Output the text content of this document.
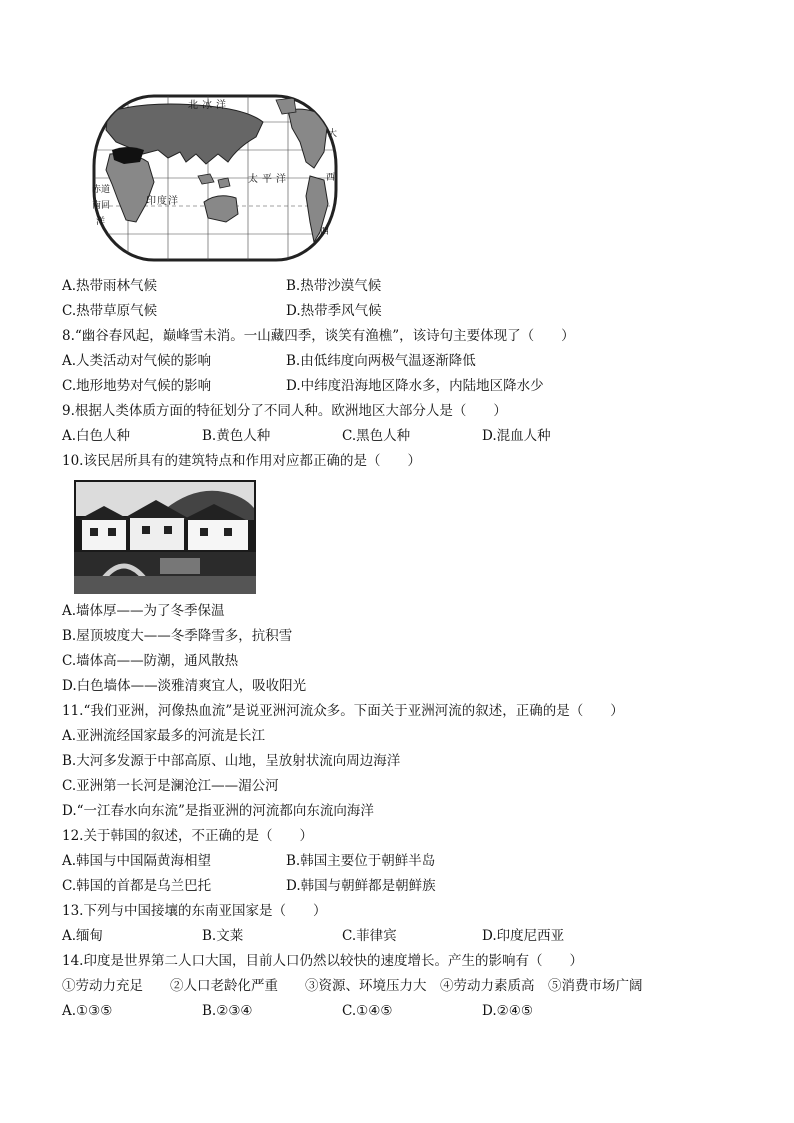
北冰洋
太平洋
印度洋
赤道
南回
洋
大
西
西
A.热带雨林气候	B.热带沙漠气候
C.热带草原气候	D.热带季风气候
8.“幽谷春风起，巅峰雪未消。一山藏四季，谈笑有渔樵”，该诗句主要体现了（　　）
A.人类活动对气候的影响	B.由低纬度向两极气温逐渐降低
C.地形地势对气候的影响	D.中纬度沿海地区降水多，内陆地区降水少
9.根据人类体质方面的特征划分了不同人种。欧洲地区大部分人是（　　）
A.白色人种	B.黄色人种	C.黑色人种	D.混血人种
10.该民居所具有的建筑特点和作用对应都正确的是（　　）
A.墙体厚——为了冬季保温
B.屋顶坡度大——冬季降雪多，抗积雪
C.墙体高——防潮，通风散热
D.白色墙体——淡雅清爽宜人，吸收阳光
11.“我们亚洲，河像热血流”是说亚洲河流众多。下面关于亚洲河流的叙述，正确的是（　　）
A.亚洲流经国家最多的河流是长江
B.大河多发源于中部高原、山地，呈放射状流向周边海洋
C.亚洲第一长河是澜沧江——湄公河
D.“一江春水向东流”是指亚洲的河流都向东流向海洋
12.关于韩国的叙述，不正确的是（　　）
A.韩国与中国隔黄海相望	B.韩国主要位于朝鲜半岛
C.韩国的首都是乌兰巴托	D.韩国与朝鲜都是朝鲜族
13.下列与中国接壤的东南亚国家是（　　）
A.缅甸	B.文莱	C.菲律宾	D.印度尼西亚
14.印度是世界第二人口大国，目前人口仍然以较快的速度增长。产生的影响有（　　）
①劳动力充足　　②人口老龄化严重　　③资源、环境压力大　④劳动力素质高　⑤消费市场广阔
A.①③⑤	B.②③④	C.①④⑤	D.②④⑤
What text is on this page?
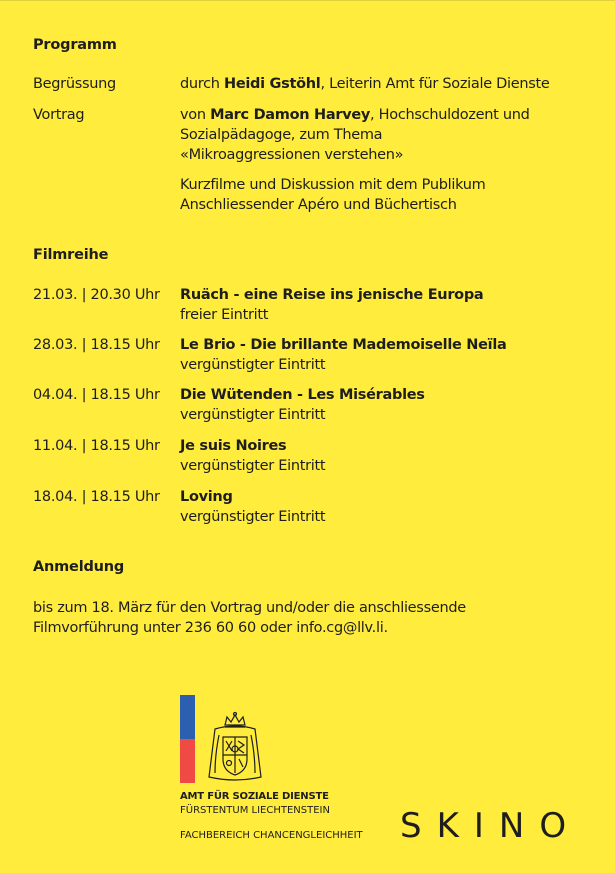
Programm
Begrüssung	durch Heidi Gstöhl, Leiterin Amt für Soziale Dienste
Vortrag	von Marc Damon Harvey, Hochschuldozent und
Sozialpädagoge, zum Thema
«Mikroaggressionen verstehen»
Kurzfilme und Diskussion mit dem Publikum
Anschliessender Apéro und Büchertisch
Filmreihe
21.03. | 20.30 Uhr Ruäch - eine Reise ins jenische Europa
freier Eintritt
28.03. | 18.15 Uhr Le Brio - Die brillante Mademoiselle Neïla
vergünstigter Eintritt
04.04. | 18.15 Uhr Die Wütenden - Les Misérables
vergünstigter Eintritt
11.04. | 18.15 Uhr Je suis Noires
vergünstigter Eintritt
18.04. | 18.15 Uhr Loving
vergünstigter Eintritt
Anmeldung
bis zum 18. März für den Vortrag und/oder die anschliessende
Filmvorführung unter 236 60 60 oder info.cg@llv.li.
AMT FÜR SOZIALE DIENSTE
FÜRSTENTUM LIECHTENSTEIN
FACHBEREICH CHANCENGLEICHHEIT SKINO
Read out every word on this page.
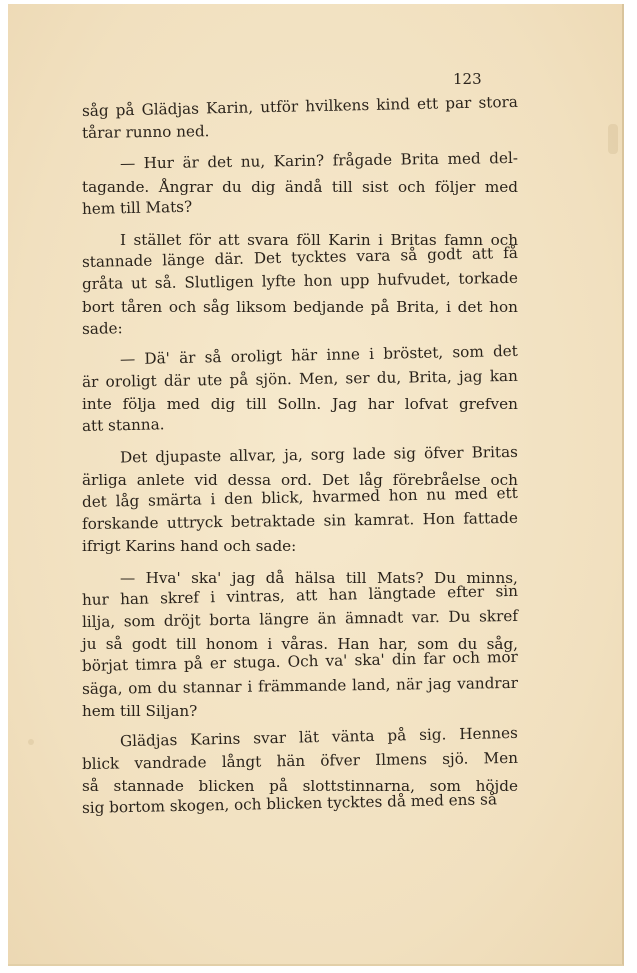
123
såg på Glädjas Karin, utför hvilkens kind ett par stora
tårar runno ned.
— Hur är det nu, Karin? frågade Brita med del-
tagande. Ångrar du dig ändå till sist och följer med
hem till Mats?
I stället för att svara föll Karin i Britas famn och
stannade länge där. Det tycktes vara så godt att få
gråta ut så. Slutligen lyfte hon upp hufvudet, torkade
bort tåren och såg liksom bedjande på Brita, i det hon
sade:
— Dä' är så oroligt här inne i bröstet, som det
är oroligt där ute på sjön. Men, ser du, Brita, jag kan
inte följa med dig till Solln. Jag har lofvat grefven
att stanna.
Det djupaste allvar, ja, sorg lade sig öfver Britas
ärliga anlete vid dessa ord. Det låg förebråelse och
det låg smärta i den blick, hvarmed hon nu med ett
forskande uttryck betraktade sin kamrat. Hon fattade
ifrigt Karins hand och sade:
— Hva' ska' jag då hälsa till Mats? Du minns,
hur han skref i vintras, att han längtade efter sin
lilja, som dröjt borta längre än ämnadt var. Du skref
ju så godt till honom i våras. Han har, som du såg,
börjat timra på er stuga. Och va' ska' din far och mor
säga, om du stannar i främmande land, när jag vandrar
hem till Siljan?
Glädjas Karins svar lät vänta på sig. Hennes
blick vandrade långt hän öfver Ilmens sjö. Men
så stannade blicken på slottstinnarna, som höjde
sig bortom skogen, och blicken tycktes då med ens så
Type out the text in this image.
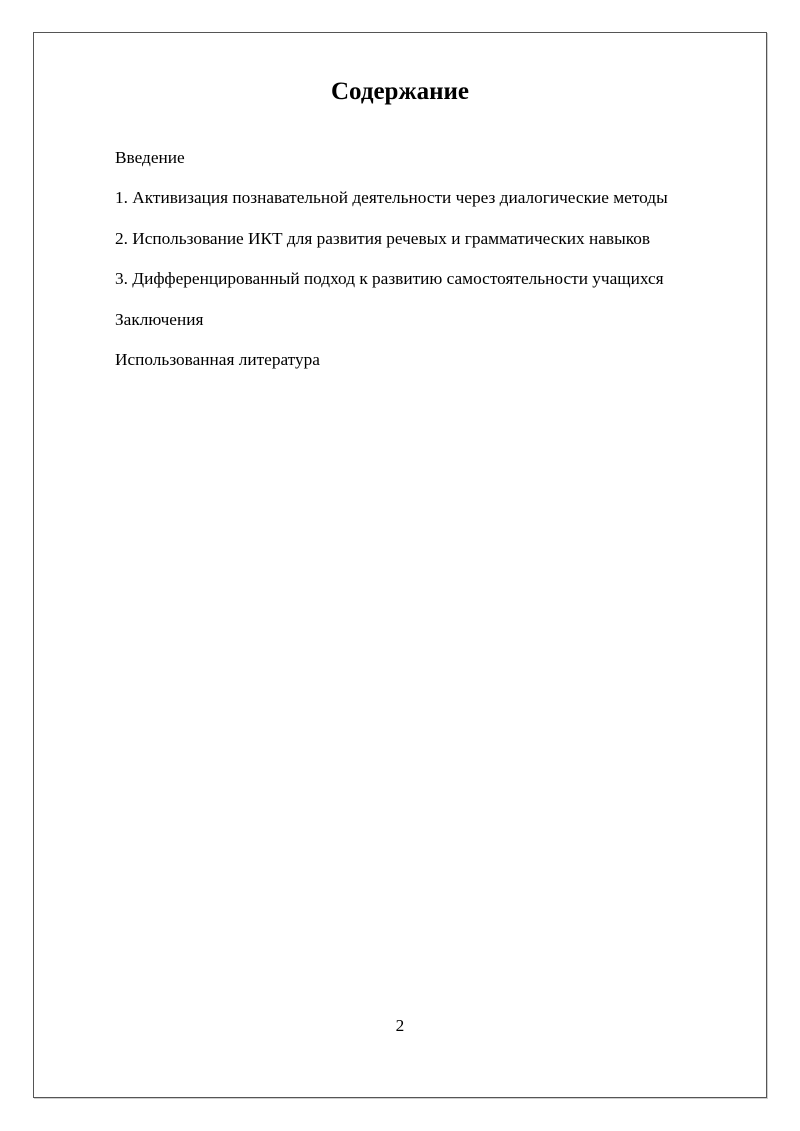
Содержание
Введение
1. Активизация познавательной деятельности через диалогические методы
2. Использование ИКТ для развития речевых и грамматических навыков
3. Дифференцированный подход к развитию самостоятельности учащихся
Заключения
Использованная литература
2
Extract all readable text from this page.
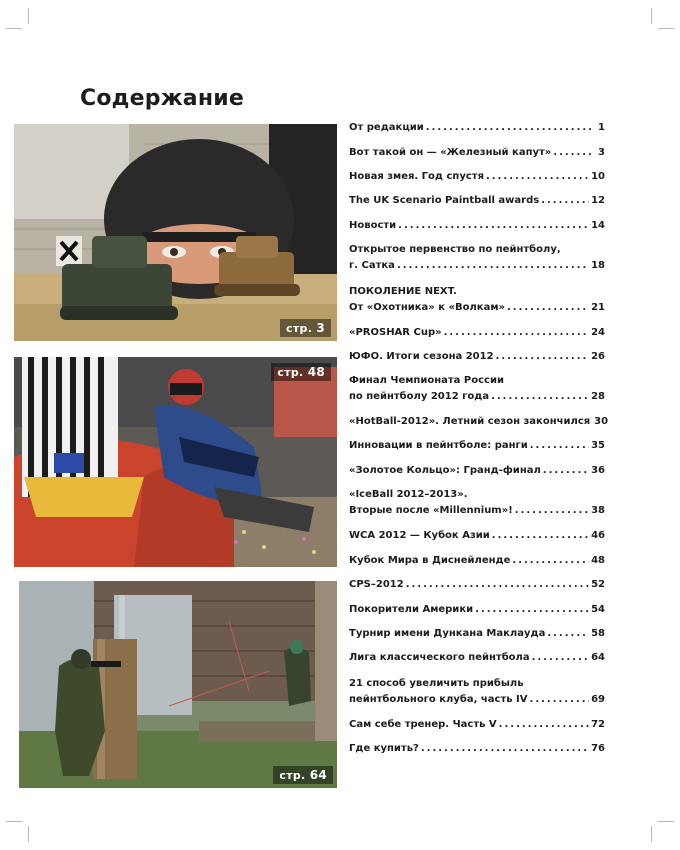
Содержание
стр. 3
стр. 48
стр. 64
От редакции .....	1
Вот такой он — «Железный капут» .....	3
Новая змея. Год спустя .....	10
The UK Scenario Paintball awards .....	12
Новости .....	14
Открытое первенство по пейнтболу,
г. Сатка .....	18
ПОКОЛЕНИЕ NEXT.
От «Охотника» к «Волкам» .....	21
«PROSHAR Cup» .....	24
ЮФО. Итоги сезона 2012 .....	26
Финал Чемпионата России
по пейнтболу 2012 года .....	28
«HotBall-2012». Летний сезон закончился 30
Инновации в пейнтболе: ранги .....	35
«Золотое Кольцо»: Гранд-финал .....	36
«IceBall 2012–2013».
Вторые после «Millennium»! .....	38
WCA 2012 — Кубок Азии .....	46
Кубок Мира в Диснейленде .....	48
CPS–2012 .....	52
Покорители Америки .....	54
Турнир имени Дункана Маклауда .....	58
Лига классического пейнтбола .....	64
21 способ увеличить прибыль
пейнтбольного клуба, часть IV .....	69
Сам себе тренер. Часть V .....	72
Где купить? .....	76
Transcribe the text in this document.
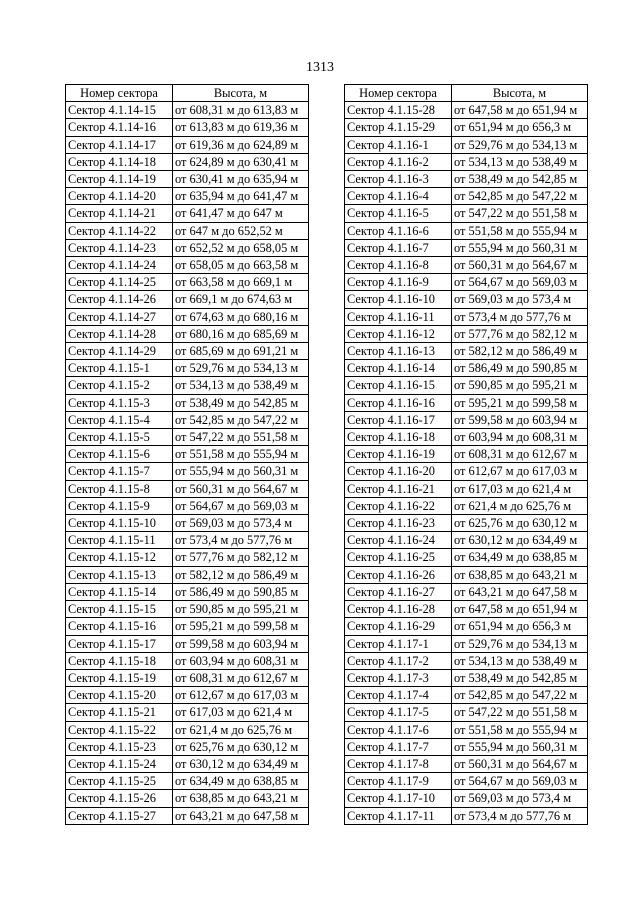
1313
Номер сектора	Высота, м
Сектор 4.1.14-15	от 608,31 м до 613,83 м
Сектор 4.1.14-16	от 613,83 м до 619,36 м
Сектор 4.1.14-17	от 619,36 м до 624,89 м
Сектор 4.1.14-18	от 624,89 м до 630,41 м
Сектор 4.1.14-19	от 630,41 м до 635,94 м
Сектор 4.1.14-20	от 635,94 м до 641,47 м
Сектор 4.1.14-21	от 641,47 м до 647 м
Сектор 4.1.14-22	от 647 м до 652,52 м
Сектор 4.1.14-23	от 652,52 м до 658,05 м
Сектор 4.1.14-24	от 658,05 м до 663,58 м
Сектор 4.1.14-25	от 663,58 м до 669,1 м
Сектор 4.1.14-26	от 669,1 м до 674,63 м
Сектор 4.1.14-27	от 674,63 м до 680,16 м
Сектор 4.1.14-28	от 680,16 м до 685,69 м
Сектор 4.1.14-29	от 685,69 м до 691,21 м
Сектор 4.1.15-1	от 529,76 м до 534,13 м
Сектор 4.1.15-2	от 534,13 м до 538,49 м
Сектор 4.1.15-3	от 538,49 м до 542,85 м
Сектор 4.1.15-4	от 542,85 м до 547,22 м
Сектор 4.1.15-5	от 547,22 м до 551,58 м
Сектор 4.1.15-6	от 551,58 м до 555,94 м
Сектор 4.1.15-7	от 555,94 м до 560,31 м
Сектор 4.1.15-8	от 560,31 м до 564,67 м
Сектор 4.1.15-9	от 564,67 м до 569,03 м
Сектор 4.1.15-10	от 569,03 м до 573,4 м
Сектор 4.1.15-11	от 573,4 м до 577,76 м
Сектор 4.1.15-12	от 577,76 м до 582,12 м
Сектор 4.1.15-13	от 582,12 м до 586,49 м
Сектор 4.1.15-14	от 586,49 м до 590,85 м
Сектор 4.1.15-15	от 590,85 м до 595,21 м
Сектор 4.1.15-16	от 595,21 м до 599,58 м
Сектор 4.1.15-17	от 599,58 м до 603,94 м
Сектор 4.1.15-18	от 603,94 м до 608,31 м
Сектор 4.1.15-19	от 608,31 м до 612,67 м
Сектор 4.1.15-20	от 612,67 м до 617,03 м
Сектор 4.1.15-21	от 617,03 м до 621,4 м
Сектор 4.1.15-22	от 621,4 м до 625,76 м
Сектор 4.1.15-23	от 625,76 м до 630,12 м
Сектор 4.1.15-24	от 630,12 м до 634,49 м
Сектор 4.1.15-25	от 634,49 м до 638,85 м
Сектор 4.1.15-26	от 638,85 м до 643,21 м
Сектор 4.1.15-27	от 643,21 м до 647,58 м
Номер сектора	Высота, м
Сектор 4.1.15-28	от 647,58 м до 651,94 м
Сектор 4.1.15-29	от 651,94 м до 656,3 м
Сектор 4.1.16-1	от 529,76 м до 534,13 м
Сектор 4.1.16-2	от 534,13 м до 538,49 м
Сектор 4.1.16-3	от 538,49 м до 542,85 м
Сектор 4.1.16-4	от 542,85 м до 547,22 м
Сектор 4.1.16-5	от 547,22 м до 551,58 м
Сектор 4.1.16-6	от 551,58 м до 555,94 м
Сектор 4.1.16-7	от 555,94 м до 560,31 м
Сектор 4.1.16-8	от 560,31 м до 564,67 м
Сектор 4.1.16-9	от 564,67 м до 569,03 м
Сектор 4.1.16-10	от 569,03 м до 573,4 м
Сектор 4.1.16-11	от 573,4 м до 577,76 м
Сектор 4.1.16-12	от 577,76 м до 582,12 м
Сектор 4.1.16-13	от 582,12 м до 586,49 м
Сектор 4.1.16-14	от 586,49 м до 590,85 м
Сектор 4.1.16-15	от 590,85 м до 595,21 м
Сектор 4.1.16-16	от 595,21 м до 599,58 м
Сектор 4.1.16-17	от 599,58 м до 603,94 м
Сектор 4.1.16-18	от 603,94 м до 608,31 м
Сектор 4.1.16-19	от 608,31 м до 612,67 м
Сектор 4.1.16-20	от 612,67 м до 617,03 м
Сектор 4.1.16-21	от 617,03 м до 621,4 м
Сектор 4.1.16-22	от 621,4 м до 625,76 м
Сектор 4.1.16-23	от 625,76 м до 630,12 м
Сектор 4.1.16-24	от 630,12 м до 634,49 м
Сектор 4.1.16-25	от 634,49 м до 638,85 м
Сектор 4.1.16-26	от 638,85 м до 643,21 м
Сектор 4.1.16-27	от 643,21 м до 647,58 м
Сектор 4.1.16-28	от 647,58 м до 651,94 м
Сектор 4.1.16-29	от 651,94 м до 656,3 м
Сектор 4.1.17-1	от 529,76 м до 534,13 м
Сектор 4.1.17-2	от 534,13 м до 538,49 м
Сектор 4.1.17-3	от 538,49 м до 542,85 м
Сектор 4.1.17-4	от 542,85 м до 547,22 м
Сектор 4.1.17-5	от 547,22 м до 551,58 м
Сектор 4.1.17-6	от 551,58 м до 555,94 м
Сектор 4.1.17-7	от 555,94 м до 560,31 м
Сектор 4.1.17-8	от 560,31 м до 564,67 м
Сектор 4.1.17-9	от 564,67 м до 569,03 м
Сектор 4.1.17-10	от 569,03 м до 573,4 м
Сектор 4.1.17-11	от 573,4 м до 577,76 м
☆ ☆ ☆ ☆ ☆ ☆ ☆
Figure out how many lines above include the string "Кубок", then report that number and nothing else.

Expected output:
2